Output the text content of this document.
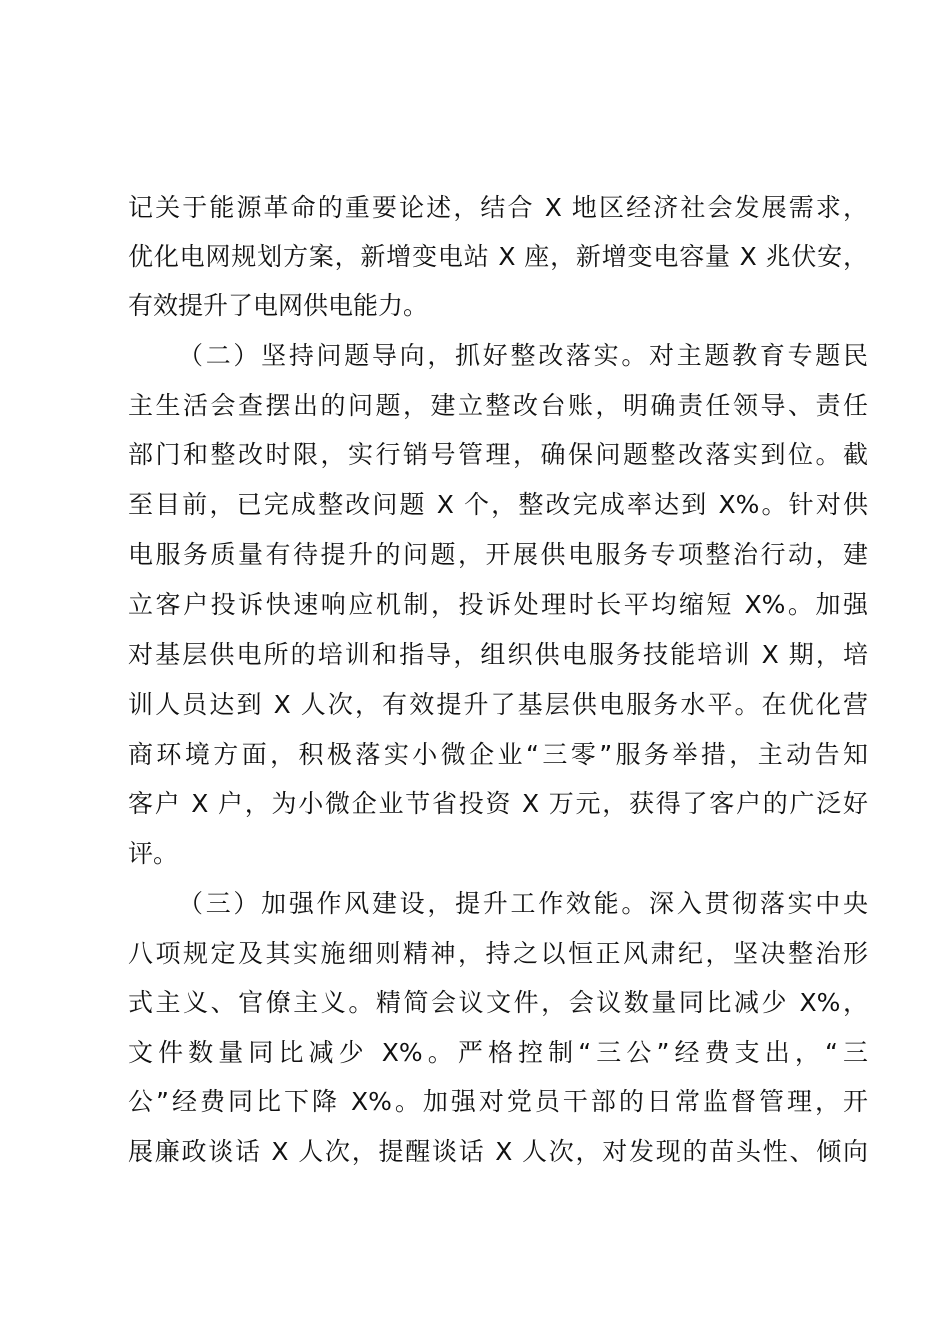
记关于能源革命的重要论述，结合 X 地区经济社会发展需求，
优化电网规划方案，新增变电站 X 座，新增变电容量 X 兆伏安，
有效提升了电网供电能力。
（二）坚持问题导向，抓好整改落实。对主题教育专题民
主生活会查摆出的问题，建立整改台账，明确责任领导、责任
部门和整改时限，实行销号管理，确保问题整改落实到位。截
至目前，已完成整改问题 X 个，整改完成率达到 X%。针对供
电服务质量有待提升的问题，开展供电服务专项整治行动，建
立客户投诉快速响应机制，投诉处理时长平均缩短 X%。加强
对基层供电所的培训和指导，组织供电服务技能培训 X 期，培
训人员达到 X 人次，有效提升了基层供电服务水平。在优化营
商环境方面，积极落实小微企业“三零”服务举措，主动告知
客户 X 户，为小微企业节省投资 X 万元，获得了客户的广泛好
评。
（三）加强作风建设，提升工作效能。深入贯彻落实中央
八项规定及其实施细则精神，持之以恒正风肃纪，坚决整治形
式主义、官僚主义。精简会议文件，会议数量同比减少 X%，
文件数量同比减少 X%。严格控制“三公”经费支出，“三
公”经费同比下降 X%。加强对党员干部的日常监督管理，开
展廉政谈话 X 人次，提醒谈话 X 人次，对发现的苗头性、倾向
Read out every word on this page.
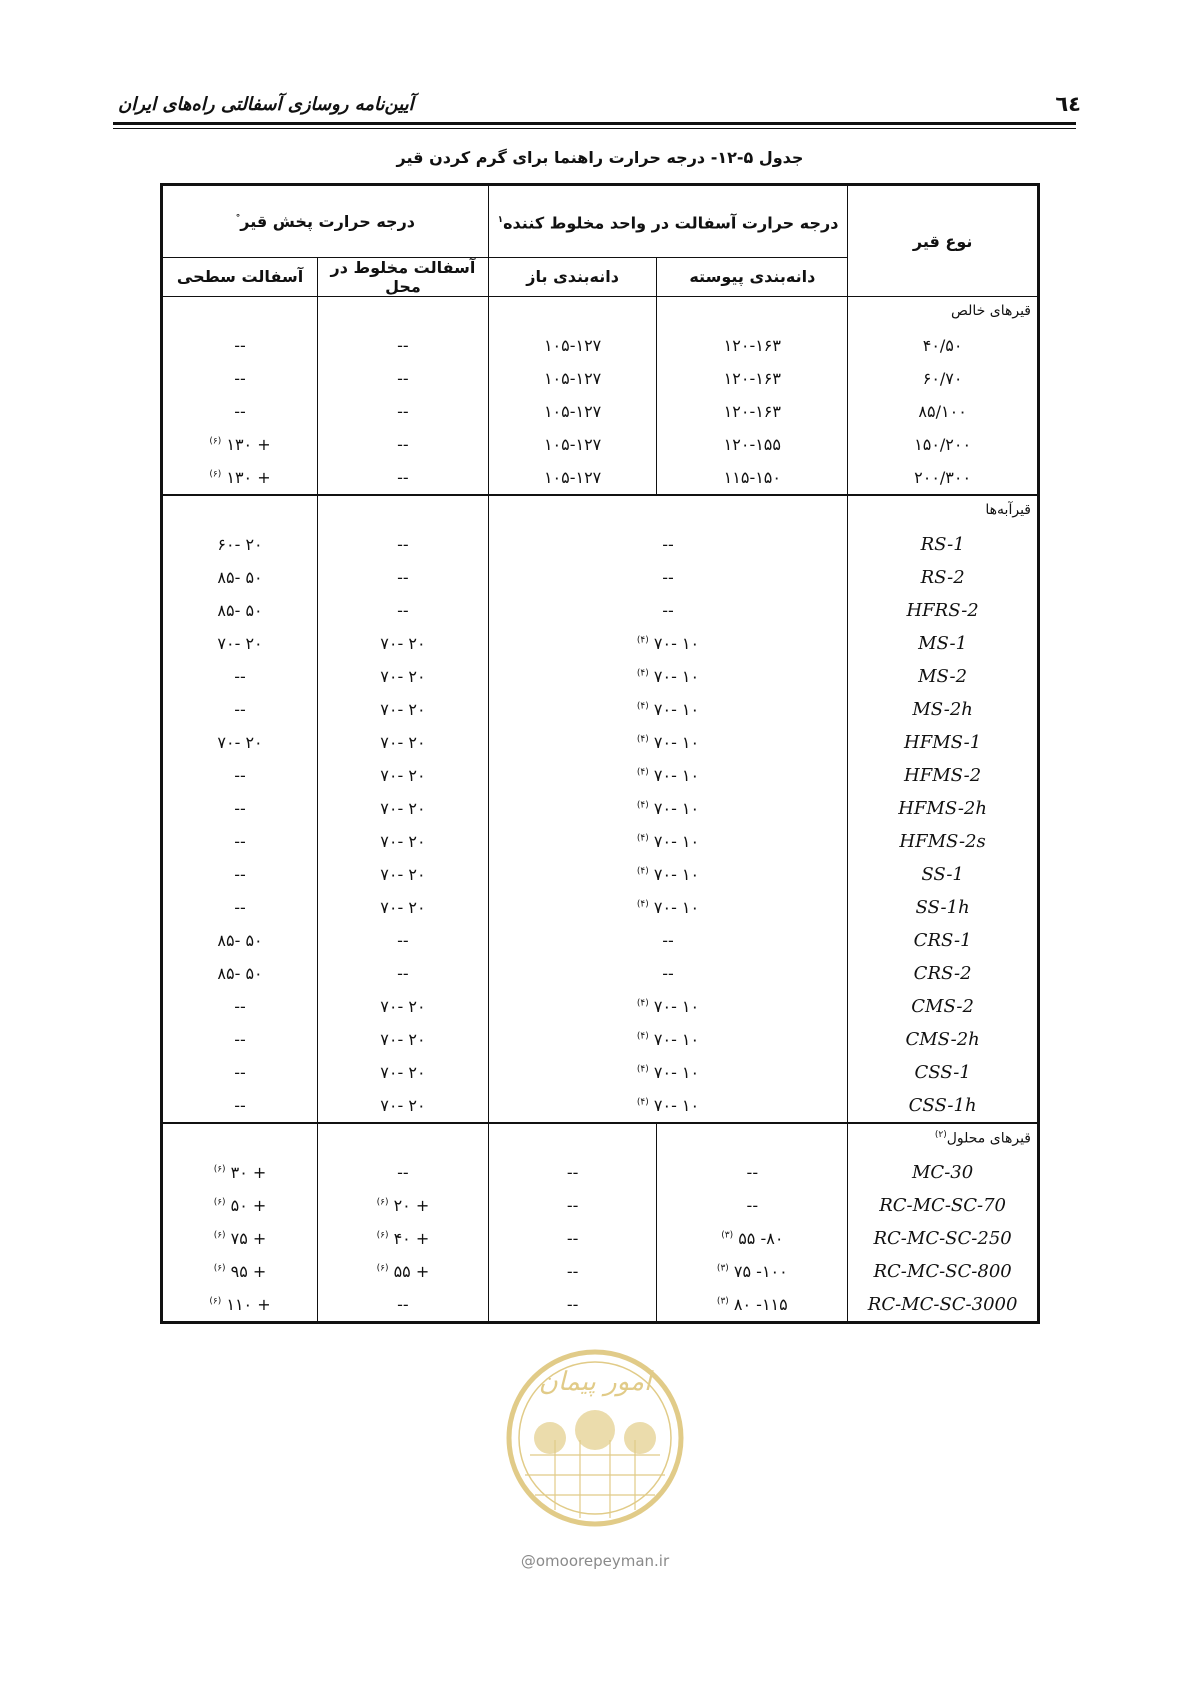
٦٤
آیین‌نامه روسازی آسفالتی راه‌های ایران
جدول ۵-۱۲- درجه حرارت راهنما برای گرم کردن قیر
نوع قیر	درجه حرارت آسفالت در واحد مخلوط کننده$^۱$		درجه حرارت پخش قیر°
	دانه‌بندی پیوسته	دانه‌بندی باز	آسفالت مخلوط در محل	آسفالت سطحی
قیرهای خالص				
۴۰/۵۰	۱۲۰-۱۶۳	۱۰۵-۱۲۷	--	--
۶۰/۷۰	۱۲۰-۱۶۳	۱۰۵-۱۲۷	--	--
۸۵/۱۰۰	۱۲۰-۱۶۳	۱۰۵-۱۲۷	--	--
۱۵۰/۲۰۰	۱۲۰-۱۵۵	۱۰۵-۱۲۷	--	+ ۱۳۰ $^{(۶)}$
۲۰۰/۳۰۰	۱۱۵-۱۵۰	۱۰۵-۱۲۷	--	+ ۱۳۰ $^{(۶)}$
قیرآبه‌ها				
RS-1	--		--	۲۰ -۶۰
RS-2	--		--	۵۰ -۸۵
HFRS-2	--		--	۵۰ -۸۵
MS-1	۱۰ -۷۰ $^{(۴)}$		۲۰ -۷۰	۲۰ -۷۰
MS-2	۱۰ -۷۰ $^{(۴)}$		۲۰ -۷۰	--
MS-2h	۱۰ -۷۰ $^{(۴)}$		۲۰ -۷۰	--
HFMS-1	۱۰ -۷۰ $^{(۴)}$		۲۰ -۷۰	۲۰ -۷۰
HFMS-2	۱۰ -۷۰ $^{(۴)}$		۲۰ -۷۰	--
HFMS-2h	۱۰ -۷۰ $^{(۴)}$		۲۰ -۷۰	--
HFMS-2s	۱۰ -۷۰ $^{(۴)}$		۲۰ -۷۰	--
SS-1	۱۰ -۷۰ $^{(۴)}$		۲۰ -۷۰	--
SS-1h	۱۰ -۷۰ $^{(۴)}$		۲۰ -۷۰	--
CRS-1	--		--	۵۰ -۸۵
CRS-2	--		--	۵۰ -۸۵
CMS-2	۱۰ -۷۰ $^{(۴)}$		۲۰ -۷۰	--
CMS-2h	۱۰ -۷۰ $^{(۴)}$		۲۰ -۷۰	--
CSS-1	۱۰ -۷۰ $^{(۴)}$		۲۰ -۷۰	--
CSS-1h	۱۰ -۷۰ $^{(۴)}$		۲۰ -۷۰	--
قیرهای محلول$^{(۲)}$				
MC-30	--	--	--	+ ۳۰ $^{(۶)}$
RC-MC-SC-70	--	--	+ ۲۰ $^{(۶)}$	+ ۵۰ $^{(۶)}$
RC-MC-SC-250	۸۰- ۵۵ $^{(۳)}$	--	+ ۴۰ $^{(۶)}$	+ ۷۵ $^{(۶)}$
RC-MC-SC-800	۱۰۰- ۷۵ $^{(۳)}$	--	+ ۵۵ $^{(۶)}$	+ ۹۵ $^{(۶)}$
RC-MC-SC-3000	۱۱۵- ۸۰ $^{(۳)}$	--	--	+ ۱۱۰ $^{(۶)}$
امور پیمان
@omoorepeyman.ir
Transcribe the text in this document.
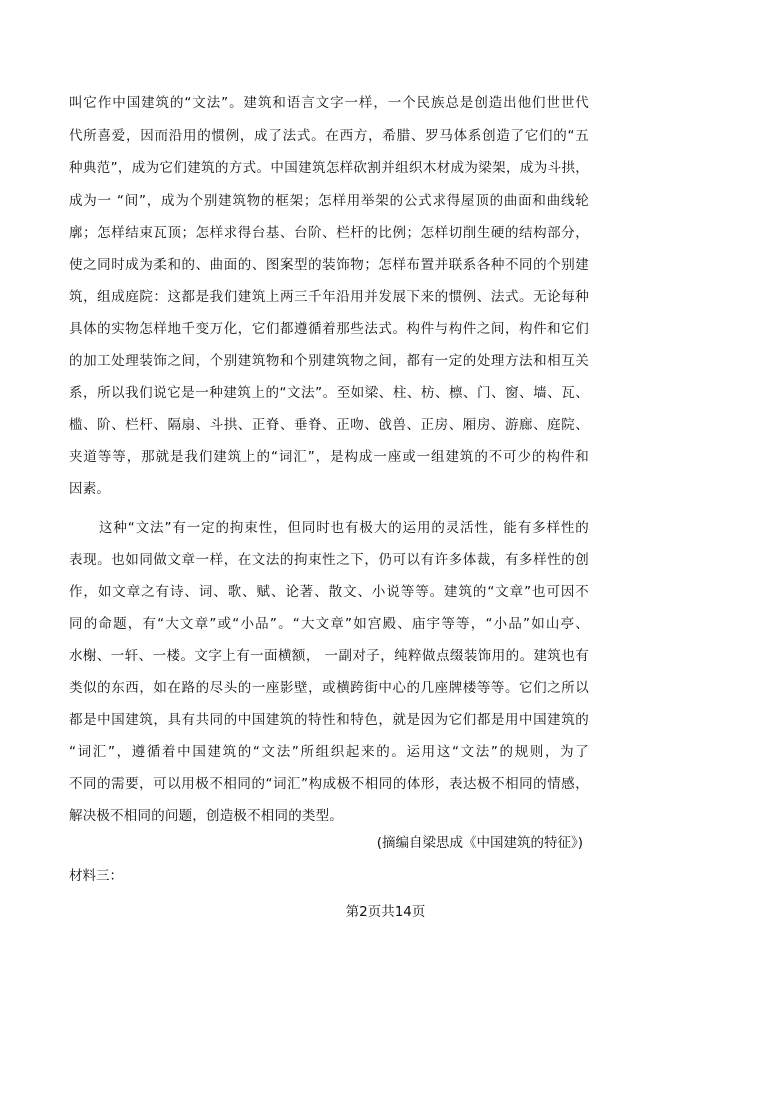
叫它作中国建筑的“文法”。建筑和语言文字一样，一个民族总是创造出他们世世代
代所喜爱，因而沿用的惯例，成了法式。在西方，希腊、罗马体系创造了它们的“五
种典范”，成为它们建筑的方式。中国建筑怎样砍割并组织木材成为梁架，成为斗拱，
成为一 “间”，成为个别建筑物的框架；怎样用举架的公式求得屋顶的曲面和曲线轮
廓；怎样结束瓦顶；怎样求得台基、台阶、栏杆的比例；怎样切削生硬的结构部分，
使之同时成为柔和的、曲面的、图案型的装饰物；怎样布置并联系各种不同的个别建
筑，组成庭院：这都是我们建筑上两三千年沿用并发展下来的惯例、法式。无论每种
具体的实物怎样地千变万化，它们都遵循着那些法式。构件与构件之间，构件和它们
的加工处理装饰之间，个别建筑物和个别建筑物之间，都有一定的处理方法和相互关
系，所以我们说它是一种建筑上的“文法”。至如梁、柱、枋、檩、门、窗、墙、瓦、
槛、阶、栏杆、隔扇、斗拱、正脊、垂脊、正吻、戗兽、正房、厢房、游廊、庭院、
夹道等等，那就是我们建筑上的“词汇”，是构成一座或一组建筑的不可少的构件和
因素。
这种“文法”有一定的拘束性，但同时也有极大的运用的灵活性，能有多样性的
表现。也如同做文章一样，在文法的拘束性之下，仍可以有许多体裁，有多样性的创
作，如文章之有诗、词、歌、赋、论著、散文、小说等等。建筑的“文章”也可因不
同的命题，有“大文章”或“小品”。“大文章”如宫殿、庙宇等等，“小品”如山亭、
水榭、一轩、一楼。文字上有一面横额， 一副对子，纯粹做点缀装饰用的。建筑也有
类似的东西，如在路的尽头的一座影壁，或横跨街中心的几座牌楼等等。它们之所以
都是中国建筑，具有共同的中国建筑的特性和特色，就是因为它们都是用中国建筑的
“词汇”，遵循着中国建筑的“文法”所组织起来的。运用这“文法”的规则，为了
不同的需要，可以用极不相同的“词汇”构成极不相同的体形，表达极不相同的情感，
解决极不相同的问题，创造极不相同的类型。
(摘编自梁思成《中国建筑的特征》)
材料三：
第2页共14页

-- Written problem --
Copy the final portion of the records: every line from the one containing "Transcribe the text in this document." through the last, word for word, without pictures.

-- Expected output --
Transcribe the text in this document.
叫它作中国建筑的“文法”。建筑和语言文字一样，一个民族总是创造出他们世世代
代所喜爱，因而沿用的惯例，成了法式。在西方，希腊、罗马体系创造了它们的“五
种典范”，成为它们建筑的方式。中国建筑怎样砍割并组织木材成为梁架，成为斗拱，
成为一 “间”，成为个别建筑物的框架；怎样用举架的公式求得屋顶的曲面和曲线轮
廓；怎样结束瓦顶；怎样求得台基、台阶、栏杆的比例；怎样切削生硬的结构部分，
使之同时成为柔和的、曲面的、图案型的装饰物；怎样布置并联系各种不同的个别建
筑，组成庭院：这都是我们建筑上两三千年沿用并发展下来的惯例、法式。无论每种
具体的实物怎样地千变万化，它们都遵循着那些法式。构件与构件之间，构件和它们
的加工处理装饰之间，个别建筑物和个别建筑物之间，都有一定的处理方法和相互关
系，所以我们说它是一种建筑上的“文法”。至如梁、柱、枋、檩、门、窗、墙、瓦、
槛、阶、栏杆、隔扇、斗拱、正脊、垂脊、正吻、戗兽、正房、厢房、游廊、庭院、
夹道等等，那就是我们建筑上的“词汇”，是构成一座或一组建筑的不可少的构件和
因素。
这种“文法”有一定的拘束性，但同时也有极大的运用的灵活性，能有多样性的
表现。也如同做文章一样，在文法的拘束性之下，仍可以有许多体裁，有多样性的创
作，如文章之有诗、词、歌、赋、论著、散文、小说等等。建筑的“文章”也可因不
同的命题，有“大文章”或“小品”。“大文章”如宫殿、庙宇等等，“小品”如山亭、
水榭、一轩、一楼。文字上有一面横额， 一副对子，纯粹做点缀装饰用的。建筑也有
类似的东西，如在路的尽头的一座影壁，或横跨街中心的几座牌楼等等。它们之所以
都是中国建筑，具有共同的中国建筑的特性和特色，就是因为它们都是用中国建筑的
“词汇”，遵循着中国建筑的“文法”所组织起来的。运用这“文法”的规则，为了
不同的需要，可以用极不相同的“词汇”构成极不相同的体形，表达极不相同的情感，
解决极不相同的问题，创造极不相同的类型。
(摘编自梁思成《中国建筑的特征》)
材料三：
第2页共14页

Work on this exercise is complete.